**EXERCISE**
State the number of lines below in which the word "icon" appears. Nothing else belongs in the answer.

━━━━━ LISTED RECORDS ━━━━━

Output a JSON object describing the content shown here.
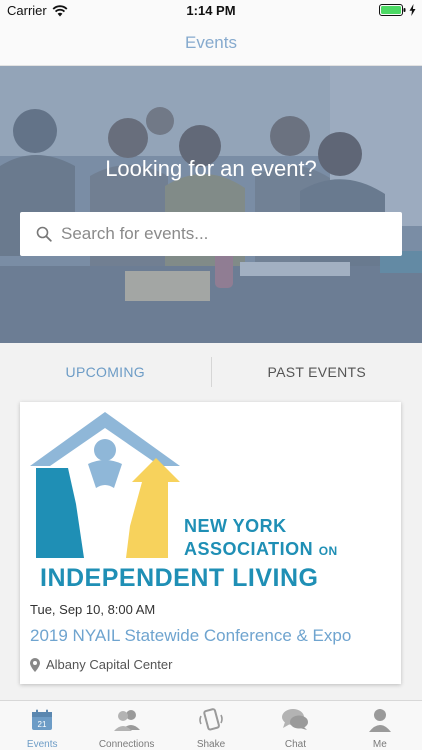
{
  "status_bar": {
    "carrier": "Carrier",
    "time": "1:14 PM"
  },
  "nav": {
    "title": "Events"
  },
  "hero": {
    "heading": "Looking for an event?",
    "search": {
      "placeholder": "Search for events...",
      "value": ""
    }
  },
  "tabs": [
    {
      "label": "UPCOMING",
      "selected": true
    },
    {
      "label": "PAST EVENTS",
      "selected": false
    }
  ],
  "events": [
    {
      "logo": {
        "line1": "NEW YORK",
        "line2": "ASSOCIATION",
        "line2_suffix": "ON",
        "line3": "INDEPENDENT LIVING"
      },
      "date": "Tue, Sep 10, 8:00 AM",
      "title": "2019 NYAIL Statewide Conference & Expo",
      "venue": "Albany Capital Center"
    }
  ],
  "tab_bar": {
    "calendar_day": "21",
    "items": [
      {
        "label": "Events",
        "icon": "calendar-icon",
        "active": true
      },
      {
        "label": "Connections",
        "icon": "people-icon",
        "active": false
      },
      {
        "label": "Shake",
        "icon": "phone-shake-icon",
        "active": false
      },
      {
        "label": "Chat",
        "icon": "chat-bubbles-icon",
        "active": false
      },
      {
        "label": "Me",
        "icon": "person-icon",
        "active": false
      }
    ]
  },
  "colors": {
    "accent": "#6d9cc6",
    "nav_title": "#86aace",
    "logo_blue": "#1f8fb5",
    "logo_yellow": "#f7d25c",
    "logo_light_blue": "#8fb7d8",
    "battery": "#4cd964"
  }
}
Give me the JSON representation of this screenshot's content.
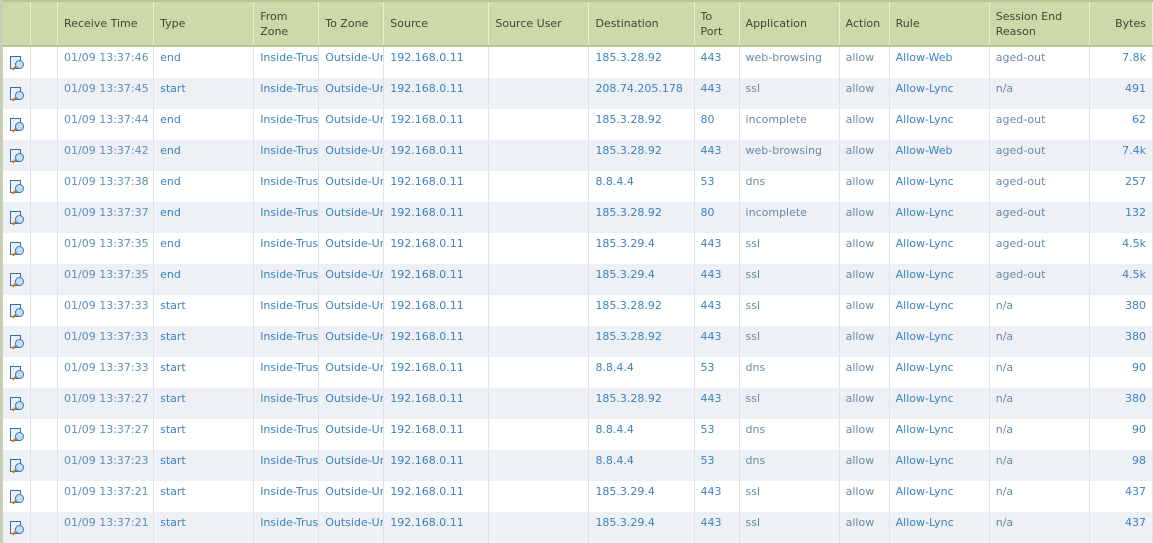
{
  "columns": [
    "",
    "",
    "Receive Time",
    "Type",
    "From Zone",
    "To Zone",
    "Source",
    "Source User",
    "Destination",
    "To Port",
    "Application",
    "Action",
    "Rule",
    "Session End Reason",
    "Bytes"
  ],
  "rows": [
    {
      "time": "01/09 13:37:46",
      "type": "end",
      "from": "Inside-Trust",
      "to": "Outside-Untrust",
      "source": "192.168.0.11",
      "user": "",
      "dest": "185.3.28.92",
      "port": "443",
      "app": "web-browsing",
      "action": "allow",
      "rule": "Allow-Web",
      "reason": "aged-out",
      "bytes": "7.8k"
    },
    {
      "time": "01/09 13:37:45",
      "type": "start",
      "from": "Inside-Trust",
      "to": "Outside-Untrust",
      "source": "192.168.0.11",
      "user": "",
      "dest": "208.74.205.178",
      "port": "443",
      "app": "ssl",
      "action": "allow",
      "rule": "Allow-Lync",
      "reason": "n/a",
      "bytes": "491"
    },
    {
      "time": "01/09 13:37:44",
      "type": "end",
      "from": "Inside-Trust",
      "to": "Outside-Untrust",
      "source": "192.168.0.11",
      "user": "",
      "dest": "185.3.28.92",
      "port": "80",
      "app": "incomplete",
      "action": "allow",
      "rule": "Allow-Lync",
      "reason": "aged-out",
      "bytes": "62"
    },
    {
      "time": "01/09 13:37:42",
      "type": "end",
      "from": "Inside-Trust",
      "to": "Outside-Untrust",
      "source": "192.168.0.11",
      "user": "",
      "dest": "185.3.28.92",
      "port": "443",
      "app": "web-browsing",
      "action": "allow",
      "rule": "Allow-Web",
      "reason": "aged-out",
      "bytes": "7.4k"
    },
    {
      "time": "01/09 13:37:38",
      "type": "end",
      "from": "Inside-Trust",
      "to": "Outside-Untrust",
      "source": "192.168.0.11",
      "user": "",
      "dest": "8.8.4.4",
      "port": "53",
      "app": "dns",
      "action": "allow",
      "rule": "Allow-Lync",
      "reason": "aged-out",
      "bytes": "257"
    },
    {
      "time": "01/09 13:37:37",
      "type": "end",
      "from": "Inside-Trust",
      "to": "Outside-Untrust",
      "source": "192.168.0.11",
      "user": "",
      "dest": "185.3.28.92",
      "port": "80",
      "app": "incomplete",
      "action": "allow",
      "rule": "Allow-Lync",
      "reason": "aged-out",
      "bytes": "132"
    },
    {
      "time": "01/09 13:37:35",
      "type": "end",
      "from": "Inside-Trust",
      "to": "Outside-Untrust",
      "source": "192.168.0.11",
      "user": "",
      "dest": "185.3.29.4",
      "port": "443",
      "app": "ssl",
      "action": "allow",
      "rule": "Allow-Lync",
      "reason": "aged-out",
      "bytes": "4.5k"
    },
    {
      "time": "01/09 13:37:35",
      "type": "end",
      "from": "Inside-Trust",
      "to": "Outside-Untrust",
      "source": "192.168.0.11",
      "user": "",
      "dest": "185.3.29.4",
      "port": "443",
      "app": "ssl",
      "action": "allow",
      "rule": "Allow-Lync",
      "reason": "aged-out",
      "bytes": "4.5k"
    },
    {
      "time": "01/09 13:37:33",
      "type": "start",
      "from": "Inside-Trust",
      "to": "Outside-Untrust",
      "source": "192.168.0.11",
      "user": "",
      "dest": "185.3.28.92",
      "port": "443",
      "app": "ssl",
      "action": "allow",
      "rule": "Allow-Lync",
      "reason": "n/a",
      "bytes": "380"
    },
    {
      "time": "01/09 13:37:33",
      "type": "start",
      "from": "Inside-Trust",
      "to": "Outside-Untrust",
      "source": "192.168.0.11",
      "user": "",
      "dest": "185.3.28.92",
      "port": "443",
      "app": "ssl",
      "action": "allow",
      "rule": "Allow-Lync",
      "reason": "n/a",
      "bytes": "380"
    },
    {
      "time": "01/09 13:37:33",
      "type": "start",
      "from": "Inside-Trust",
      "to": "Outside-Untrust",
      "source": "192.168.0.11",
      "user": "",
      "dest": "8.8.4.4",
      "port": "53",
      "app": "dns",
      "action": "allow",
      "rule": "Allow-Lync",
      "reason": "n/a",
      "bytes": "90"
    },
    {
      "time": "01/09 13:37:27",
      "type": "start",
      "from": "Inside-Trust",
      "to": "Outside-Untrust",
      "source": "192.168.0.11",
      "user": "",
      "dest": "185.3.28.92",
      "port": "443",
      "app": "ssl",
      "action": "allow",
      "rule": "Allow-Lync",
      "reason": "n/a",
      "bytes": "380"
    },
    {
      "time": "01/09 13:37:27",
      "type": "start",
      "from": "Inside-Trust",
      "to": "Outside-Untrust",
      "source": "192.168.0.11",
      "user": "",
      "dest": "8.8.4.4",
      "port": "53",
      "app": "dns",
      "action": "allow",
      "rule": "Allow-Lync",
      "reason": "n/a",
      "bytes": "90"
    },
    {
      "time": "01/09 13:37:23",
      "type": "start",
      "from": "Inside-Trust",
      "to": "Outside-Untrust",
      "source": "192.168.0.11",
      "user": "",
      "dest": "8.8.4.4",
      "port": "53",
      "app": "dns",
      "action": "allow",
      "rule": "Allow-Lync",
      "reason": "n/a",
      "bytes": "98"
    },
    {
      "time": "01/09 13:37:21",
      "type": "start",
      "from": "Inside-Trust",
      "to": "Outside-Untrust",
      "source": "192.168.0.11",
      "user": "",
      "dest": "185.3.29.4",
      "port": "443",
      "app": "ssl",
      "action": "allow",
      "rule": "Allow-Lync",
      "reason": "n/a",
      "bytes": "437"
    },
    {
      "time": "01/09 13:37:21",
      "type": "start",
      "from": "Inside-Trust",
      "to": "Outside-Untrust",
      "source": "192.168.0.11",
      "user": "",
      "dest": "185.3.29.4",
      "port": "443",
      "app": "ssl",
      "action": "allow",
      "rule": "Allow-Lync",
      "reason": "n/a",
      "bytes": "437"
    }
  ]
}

━━━━━

**RESULT OF THE TASK**
5